EXERCISE DIRECTIONS: Return the number of lines that include the string "оберіть", without any other text.

(Collection entries)
○ ○ ○ ○
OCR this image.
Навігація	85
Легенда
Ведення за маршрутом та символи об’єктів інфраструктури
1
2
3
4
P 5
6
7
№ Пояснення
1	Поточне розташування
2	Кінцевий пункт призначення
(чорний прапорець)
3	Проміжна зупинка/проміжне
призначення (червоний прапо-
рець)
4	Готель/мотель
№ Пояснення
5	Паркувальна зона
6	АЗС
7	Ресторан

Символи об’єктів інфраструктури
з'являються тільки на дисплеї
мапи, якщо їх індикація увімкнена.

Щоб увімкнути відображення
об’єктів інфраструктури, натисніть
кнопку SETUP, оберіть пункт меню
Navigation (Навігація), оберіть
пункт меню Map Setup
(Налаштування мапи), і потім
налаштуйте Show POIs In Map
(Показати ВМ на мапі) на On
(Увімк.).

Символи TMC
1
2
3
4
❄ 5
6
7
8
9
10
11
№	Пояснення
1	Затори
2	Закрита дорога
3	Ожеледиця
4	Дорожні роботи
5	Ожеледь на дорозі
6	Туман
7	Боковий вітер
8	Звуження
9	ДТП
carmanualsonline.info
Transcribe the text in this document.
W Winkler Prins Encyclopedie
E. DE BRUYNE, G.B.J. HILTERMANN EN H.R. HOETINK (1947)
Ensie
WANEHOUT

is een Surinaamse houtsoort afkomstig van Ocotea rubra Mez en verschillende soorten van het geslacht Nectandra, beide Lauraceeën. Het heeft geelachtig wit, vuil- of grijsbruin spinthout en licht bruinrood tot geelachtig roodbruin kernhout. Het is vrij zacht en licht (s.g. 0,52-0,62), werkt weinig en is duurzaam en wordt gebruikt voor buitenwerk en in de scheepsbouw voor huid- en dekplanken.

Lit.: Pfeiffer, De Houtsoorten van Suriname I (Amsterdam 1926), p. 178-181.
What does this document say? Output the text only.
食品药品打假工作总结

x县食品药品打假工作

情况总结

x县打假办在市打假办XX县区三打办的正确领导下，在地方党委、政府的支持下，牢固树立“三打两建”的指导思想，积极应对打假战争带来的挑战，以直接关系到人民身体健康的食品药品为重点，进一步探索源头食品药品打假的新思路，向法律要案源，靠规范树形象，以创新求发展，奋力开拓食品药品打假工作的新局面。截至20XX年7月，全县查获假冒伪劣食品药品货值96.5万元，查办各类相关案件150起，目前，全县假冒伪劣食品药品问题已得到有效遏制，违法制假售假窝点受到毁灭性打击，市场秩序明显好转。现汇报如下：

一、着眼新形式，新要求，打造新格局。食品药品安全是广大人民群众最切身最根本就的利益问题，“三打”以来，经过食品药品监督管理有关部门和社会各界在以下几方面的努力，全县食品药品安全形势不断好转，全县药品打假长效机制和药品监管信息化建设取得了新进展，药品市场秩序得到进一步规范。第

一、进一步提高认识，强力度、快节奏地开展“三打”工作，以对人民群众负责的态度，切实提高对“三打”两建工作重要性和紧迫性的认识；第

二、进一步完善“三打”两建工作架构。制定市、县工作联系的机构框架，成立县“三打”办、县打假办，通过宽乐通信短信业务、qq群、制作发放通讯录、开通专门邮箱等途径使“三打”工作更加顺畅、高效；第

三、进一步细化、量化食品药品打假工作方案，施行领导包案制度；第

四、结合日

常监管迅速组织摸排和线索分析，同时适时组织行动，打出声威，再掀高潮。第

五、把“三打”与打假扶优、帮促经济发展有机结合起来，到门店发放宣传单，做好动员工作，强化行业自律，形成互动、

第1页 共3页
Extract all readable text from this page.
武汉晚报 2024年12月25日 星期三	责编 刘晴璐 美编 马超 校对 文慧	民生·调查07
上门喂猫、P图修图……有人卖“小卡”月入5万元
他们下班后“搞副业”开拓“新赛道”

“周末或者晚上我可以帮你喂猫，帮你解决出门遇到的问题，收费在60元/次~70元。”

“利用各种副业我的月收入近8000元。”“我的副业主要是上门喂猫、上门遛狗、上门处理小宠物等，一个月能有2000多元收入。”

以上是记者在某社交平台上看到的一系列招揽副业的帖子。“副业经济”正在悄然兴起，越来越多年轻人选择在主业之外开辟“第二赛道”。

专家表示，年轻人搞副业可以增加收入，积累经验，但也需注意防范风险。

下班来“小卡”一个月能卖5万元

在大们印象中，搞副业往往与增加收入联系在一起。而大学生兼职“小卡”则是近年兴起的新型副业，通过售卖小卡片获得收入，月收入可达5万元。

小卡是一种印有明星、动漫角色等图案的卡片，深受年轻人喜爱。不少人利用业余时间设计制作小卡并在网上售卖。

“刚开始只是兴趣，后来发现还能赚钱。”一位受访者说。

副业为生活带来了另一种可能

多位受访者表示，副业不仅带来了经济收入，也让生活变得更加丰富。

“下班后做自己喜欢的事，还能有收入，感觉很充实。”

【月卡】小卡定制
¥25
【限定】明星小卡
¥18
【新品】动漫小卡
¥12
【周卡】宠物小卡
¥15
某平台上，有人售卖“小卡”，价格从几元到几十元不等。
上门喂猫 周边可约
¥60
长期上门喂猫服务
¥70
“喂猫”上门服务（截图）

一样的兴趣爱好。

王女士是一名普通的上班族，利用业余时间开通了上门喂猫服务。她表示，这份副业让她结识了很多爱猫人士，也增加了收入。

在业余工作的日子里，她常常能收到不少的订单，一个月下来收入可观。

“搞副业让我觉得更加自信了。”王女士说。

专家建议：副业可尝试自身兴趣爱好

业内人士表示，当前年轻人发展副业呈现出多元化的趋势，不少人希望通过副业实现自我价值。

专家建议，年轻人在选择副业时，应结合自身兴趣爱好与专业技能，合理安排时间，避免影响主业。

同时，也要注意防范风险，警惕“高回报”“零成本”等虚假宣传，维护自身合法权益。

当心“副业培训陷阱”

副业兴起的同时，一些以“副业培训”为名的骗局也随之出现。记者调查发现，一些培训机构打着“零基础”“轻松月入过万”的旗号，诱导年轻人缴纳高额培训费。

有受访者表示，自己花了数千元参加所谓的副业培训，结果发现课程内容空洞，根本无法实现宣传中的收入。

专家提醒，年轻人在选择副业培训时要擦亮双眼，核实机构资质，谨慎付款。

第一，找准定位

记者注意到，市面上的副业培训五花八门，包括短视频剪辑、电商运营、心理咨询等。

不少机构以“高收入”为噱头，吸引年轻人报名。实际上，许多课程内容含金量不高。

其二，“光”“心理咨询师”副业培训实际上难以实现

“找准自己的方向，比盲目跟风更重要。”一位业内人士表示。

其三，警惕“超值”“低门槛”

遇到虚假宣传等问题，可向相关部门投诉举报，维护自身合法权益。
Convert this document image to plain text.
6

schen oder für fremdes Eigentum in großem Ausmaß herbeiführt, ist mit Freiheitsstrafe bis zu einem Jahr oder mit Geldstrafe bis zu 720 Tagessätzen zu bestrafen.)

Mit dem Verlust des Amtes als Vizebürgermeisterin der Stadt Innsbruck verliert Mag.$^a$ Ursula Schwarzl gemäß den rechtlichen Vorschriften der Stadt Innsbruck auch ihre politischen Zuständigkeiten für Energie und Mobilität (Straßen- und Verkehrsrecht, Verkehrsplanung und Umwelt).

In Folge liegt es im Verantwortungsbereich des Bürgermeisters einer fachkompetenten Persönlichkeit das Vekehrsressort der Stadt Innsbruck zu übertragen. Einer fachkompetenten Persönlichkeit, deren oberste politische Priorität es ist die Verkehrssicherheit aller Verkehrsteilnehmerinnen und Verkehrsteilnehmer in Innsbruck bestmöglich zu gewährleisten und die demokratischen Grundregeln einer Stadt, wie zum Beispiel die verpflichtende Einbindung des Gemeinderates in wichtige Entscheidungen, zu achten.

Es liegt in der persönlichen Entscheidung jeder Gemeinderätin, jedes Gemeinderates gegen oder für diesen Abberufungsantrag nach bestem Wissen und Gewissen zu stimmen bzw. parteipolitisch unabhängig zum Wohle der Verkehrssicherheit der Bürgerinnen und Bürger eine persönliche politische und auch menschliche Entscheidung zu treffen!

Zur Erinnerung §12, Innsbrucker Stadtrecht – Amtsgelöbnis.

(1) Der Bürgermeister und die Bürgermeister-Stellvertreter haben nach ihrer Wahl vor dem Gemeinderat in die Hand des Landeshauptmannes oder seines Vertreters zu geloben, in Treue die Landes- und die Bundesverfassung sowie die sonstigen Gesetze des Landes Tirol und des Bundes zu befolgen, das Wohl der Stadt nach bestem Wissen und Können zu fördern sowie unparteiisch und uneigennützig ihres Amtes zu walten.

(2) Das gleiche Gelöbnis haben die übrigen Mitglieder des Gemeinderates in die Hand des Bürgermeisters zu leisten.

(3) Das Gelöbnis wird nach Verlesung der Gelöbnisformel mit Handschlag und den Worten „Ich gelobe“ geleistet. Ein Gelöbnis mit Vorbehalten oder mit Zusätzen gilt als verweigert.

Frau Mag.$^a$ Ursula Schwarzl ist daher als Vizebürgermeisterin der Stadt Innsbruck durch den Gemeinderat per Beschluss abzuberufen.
○ ○ ○ ○
TASK SOLUTION: 2